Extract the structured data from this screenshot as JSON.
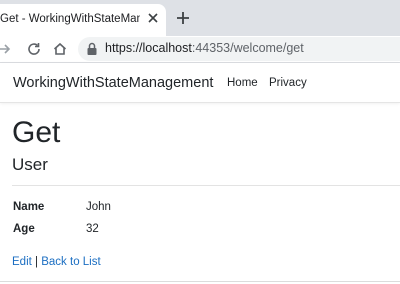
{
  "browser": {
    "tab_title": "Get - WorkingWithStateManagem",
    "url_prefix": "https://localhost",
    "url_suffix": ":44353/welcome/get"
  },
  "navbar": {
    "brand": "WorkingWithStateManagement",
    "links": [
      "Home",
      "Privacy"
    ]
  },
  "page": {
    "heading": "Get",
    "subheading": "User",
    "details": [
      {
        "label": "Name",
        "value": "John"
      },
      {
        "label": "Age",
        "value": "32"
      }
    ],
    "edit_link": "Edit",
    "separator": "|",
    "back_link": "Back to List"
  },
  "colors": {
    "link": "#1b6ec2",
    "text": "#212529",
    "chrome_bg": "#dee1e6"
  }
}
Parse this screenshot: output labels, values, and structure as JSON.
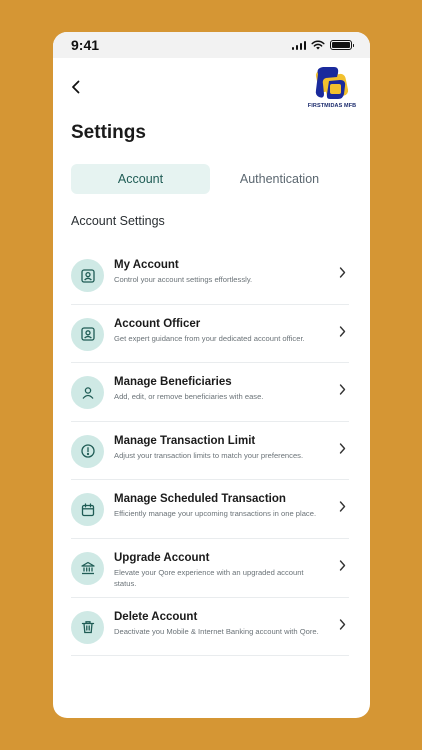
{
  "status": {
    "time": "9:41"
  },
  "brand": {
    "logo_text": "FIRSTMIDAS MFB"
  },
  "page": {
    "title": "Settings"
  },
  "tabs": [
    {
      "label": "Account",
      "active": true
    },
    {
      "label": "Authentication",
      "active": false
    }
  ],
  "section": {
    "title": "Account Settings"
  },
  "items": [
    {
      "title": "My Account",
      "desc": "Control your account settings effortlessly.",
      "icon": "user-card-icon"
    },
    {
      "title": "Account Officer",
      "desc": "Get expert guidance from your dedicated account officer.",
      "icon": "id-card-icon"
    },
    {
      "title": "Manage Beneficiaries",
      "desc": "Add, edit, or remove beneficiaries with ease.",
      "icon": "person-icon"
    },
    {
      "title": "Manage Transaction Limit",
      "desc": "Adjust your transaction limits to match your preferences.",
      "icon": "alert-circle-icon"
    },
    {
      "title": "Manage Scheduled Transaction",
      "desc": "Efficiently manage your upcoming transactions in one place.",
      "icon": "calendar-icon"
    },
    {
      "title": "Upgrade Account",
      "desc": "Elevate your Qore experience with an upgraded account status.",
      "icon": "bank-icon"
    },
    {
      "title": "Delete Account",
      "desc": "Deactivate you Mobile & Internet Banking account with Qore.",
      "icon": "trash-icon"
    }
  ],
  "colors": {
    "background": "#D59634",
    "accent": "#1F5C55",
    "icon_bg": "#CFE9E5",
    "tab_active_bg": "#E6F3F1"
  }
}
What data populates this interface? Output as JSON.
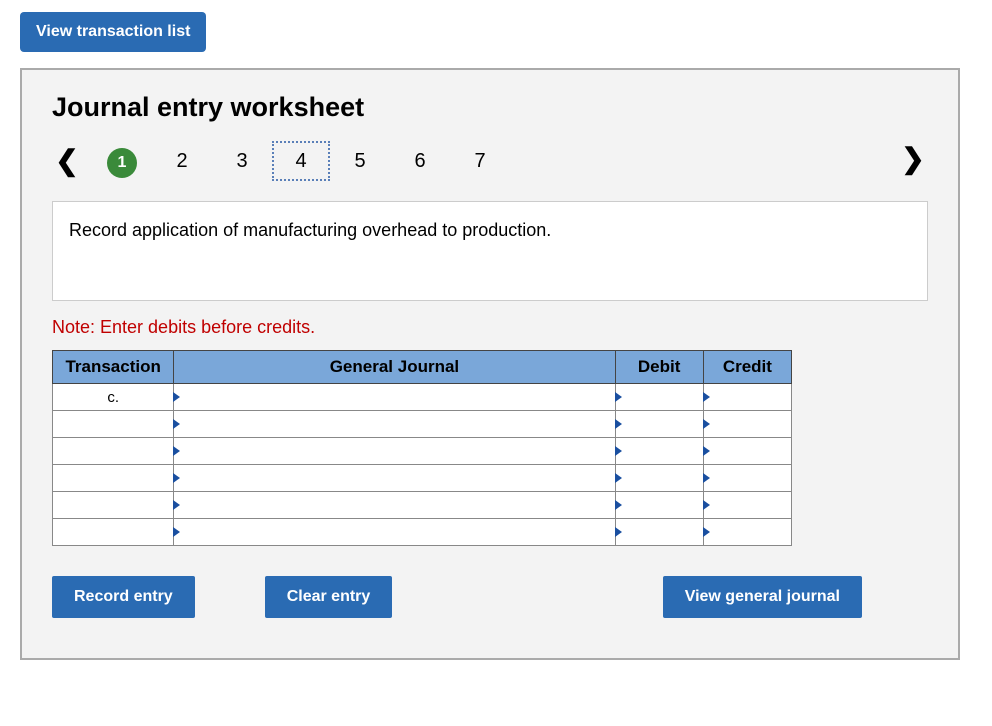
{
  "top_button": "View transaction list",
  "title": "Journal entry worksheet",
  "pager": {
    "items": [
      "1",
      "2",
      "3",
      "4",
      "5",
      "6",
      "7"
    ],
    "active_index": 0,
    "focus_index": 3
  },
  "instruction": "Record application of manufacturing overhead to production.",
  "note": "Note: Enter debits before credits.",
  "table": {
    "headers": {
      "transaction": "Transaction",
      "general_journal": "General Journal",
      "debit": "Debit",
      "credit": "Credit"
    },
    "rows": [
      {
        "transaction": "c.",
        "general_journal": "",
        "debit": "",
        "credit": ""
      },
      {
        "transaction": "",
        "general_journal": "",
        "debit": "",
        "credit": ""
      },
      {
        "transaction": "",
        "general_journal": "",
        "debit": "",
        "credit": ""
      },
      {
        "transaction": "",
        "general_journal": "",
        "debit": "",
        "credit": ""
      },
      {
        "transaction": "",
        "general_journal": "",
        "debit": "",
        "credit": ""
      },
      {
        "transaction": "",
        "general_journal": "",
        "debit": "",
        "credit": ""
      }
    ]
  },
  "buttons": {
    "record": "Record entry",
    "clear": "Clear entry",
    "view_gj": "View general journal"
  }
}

....

GIVEN EXERCISE
What is the number of lines that hold the string "data"? Give it alone.

CORRECT RESULT
2